Return a copy of every line in the records that includes the word "JSON".

Source records:
• • •
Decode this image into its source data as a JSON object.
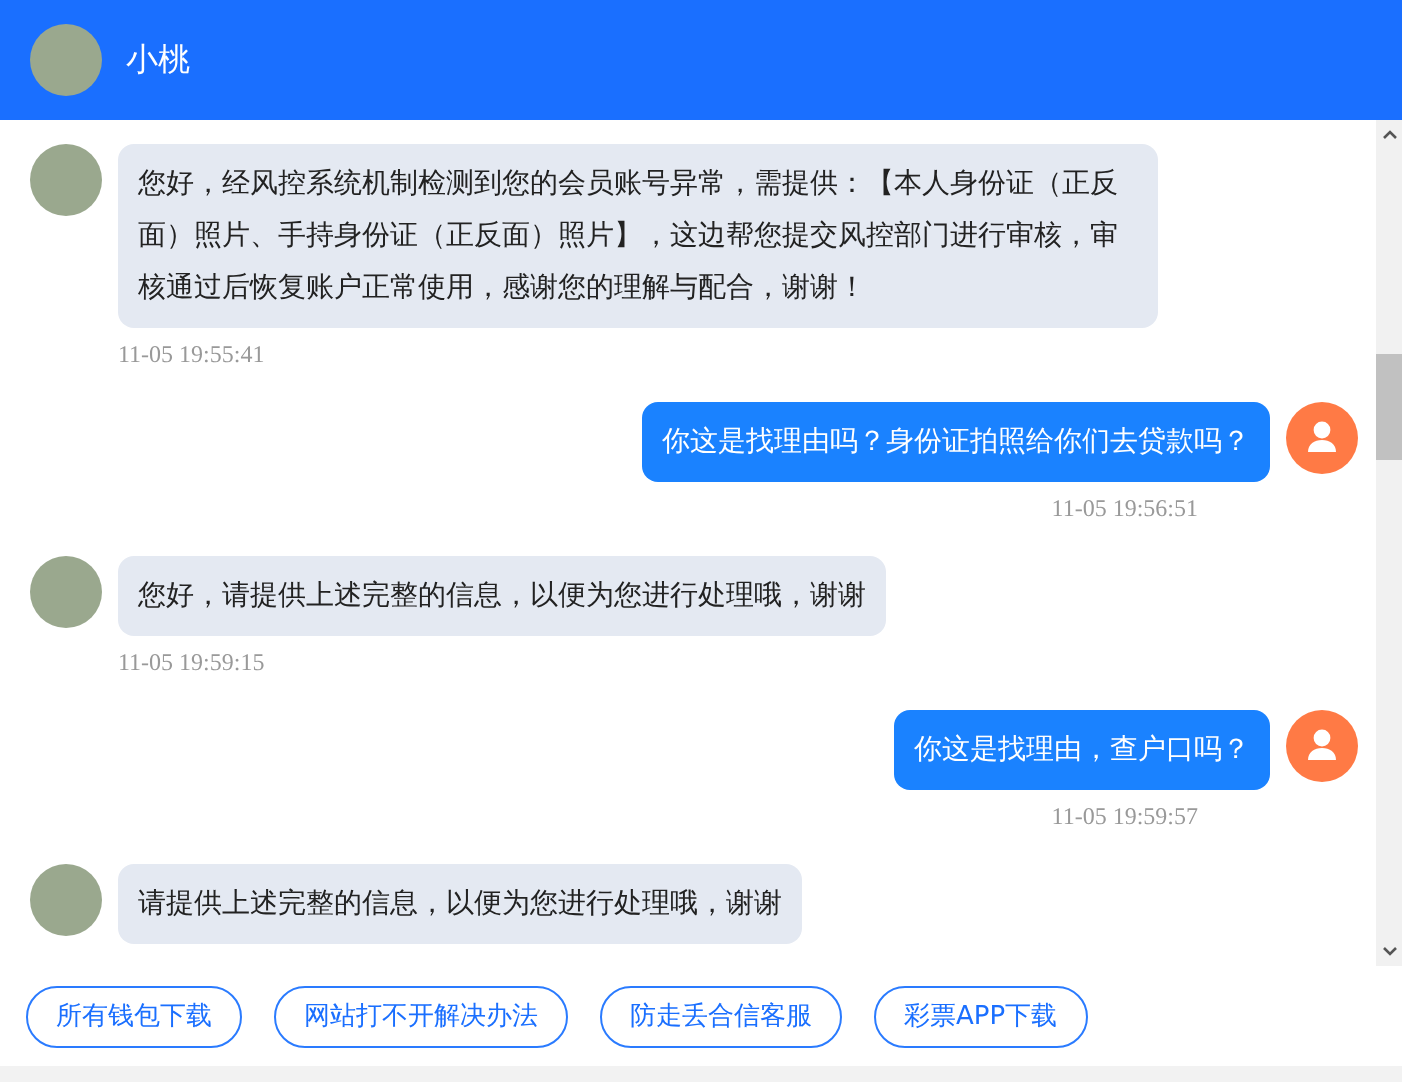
{
  "header": {
    "title": "小桃"
  },
  "messages": [
    {
      "kind": "agent",
      "text": "您好，经风控系统机制检测到您的会员账号异常，需提供：【本人身份证（正反面）照片、手持身份证（正反面）照片】，这边帮您提交风控部门进行审核，审核通过后恢复账户正常使用，感谢您的理解与配合，谢谢！",
      "time": "11-05 19:55:41"
    },
    {
      "kind": "user",
      "text": "你这是找理由吗？身份证拍照给你们去贷款吗？",
      "time": "11-05 19:56:51"
    },
    {
      "kind": "agent",
      "text": "您好，请提供上述完整的信息，以便为您进行处理哦，谢谢",
      "time": "11-05 19:59:15"
    },
    {
      "kind": "user",
      "text": "你这是找理由，查户口吗？",
      "time": "11-05 19:59:57"
    },
    {
      "kind": "agent",
      "text": "请提供上述完整的信息，以便为您进行处理哦，谢谢"
    }
  ],
  "quick_links": [
    "所有钱包下载",
    "网站打不开解决办法",
    "防走丢合信客服",
    "彩票APP下载"
  ]
}
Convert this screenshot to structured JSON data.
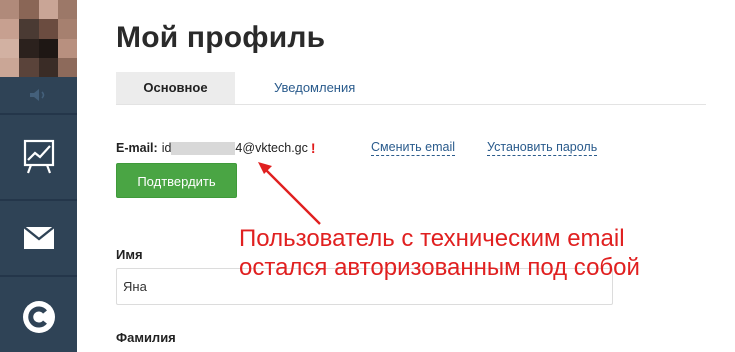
{
  "page": {
    "title": "Мой профиль"
  },
  "tabs": [
    {
      "label": "Основное",
      "active": true
    },
    {
      "label": "Уведомления",
      "active": false
    }
  ],
  "email": {
    "label": "E-mail:",
    "value_prefix": "id",
    "value_suffix": "4@vktech.gc",
    "warning_mark": "!",
    "change_link": "Сменить email",
    "set_password_link": "Установить пароль"
  },
  "confirm_button": {
    "label": "Подтвердить"
  },
  "form": {
    "name_label": "Имя",
    "name_value": "Яна",
    "surname_label": "Фамилия"
  },
  "annotation": {
    "line1": "Пользователь с техническим email",
    "line2": "остался авторизованным под собой"
  },
  "sidebar": {
    "items": [
      {
        "icon": "volume-icon"
      },
      {
        "icon": "chart-icon"
      },
      {
        "icon": "mail-icon"
      },
      {
        "icon": "c-logo-icon"
      }
    ]
  },
  "colors": {
    "sidebar": "#2f4356",
    "accent_green": "#4aa544",
    "link": "#2a5b8c",
    "annotation": "#e02020"
  }
}
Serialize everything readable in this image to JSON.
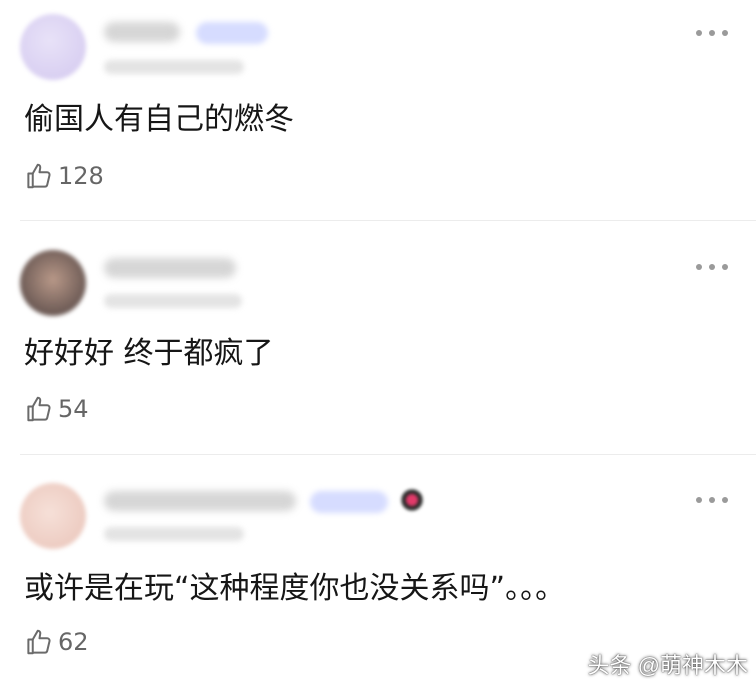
{
  "comments": [
    {
      "text": "偷国人有自己的燃冬",
      "likes": "128",
      "avatar_color": "#ded6f2"
    },
    {
      "text": "好好好 终于都疯了",
      "likes": "54",
      "avatar_color": "#c7b3a6"
    },
    {
      "text": "或许是在玩“这种程度你也没关系吗”。。。",
      "likes": "62",
      "avatar_color": "#f0d4cc"
    }
  ],
  "watermark": "头条 @萌神木木",
  "icons": {
    "like": "thumbs-up-icon",
    "more": "more-dots-icon"
  },
  "colors": {
    "tag_blue": "#d6dcff",
    "divider": "#ececec",
    "text_gray": "#666666"
  }
}
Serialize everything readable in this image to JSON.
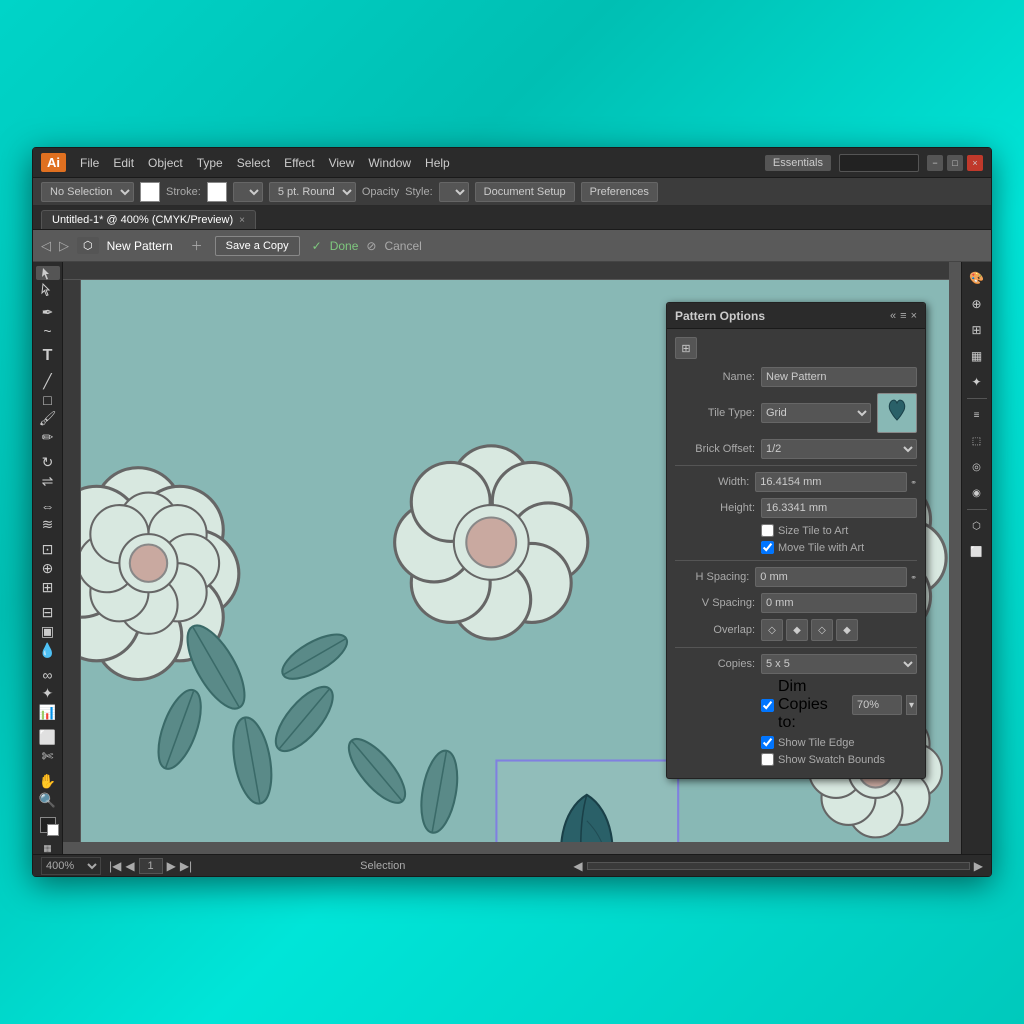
• • •
• The reply
Decode this image into its source data as a JSON object.
Convert this screenshot to structured JSON data.
Serialize everything readable in this image to JSON.
Serialize everything readable in this image to JSON.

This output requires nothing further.